Reading down the listing below, count the lines where the word "sistemas" shows up, then give only that count.
BEGIN
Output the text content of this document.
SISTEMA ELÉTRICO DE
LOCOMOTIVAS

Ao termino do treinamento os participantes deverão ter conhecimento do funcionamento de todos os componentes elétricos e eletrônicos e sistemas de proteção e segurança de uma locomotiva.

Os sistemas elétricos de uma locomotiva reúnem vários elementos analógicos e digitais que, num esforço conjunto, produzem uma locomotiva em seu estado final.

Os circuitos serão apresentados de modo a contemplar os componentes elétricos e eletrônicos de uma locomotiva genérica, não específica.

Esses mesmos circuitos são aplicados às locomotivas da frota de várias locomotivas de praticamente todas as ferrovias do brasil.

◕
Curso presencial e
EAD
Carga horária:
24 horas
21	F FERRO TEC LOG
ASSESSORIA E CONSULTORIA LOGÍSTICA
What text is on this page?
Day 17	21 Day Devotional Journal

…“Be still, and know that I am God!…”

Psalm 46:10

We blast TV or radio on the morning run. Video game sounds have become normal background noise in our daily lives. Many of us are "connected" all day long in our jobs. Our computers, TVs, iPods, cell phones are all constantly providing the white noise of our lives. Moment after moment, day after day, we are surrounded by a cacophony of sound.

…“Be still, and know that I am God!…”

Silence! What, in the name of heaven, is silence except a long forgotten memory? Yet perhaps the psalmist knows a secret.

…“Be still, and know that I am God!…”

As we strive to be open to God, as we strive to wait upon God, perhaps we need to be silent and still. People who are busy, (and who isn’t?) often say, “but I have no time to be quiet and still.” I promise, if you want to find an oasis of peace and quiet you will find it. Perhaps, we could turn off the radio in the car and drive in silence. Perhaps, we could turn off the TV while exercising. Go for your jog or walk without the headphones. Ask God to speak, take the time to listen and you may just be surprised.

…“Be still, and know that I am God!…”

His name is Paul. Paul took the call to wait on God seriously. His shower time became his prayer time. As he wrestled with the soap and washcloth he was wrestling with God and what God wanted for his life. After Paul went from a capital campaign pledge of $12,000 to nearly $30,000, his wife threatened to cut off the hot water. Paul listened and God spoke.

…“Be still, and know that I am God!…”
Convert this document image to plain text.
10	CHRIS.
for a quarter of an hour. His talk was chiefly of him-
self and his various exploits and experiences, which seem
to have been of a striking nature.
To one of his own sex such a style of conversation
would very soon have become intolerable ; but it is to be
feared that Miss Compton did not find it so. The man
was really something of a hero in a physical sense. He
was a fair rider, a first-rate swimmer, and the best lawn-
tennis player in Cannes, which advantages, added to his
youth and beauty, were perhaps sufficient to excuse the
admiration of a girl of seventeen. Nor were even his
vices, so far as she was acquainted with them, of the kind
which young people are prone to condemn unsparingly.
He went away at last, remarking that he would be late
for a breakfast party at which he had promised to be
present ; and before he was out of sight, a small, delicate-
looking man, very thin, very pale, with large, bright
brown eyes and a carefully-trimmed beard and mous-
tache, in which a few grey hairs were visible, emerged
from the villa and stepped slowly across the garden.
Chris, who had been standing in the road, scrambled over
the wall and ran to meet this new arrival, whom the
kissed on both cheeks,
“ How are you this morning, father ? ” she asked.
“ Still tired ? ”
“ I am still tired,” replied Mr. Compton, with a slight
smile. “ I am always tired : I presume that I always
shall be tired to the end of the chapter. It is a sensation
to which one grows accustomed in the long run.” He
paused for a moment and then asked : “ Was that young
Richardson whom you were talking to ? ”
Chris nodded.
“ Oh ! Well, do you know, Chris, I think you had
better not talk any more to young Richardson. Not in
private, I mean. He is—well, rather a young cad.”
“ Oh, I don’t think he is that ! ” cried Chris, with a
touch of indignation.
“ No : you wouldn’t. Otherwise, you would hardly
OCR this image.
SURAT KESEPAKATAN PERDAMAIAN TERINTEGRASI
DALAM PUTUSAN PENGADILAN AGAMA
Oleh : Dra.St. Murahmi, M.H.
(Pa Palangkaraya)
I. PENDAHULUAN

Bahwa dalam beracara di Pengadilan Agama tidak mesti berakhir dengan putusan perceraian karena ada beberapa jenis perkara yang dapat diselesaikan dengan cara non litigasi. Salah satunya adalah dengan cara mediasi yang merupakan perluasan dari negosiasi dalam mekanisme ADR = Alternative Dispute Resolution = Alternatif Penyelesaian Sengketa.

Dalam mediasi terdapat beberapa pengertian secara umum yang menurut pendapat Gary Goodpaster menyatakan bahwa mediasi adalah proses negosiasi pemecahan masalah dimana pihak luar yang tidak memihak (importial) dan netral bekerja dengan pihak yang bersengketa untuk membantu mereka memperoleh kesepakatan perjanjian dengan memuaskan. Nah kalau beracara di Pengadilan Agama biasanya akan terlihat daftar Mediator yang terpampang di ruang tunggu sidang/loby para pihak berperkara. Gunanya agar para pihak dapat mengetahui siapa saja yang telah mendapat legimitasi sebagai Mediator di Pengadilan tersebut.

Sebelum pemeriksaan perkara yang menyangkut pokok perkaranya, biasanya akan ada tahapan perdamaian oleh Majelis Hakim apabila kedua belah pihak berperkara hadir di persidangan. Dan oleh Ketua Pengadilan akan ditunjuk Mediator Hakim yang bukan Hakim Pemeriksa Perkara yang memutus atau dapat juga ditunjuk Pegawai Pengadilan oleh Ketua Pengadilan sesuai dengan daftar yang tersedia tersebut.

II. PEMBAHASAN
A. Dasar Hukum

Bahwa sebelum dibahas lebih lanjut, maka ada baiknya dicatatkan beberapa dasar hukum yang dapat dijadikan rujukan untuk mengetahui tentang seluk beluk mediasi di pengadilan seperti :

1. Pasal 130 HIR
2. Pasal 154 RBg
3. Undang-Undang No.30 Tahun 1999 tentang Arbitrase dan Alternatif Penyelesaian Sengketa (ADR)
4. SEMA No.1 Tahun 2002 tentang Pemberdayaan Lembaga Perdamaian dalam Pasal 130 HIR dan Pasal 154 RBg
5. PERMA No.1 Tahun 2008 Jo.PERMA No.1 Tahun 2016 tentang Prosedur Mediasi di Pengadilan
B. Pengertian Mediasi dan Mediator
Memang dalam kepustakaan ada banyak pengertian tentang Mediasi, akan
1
END
EXERCISE ANSWER:
2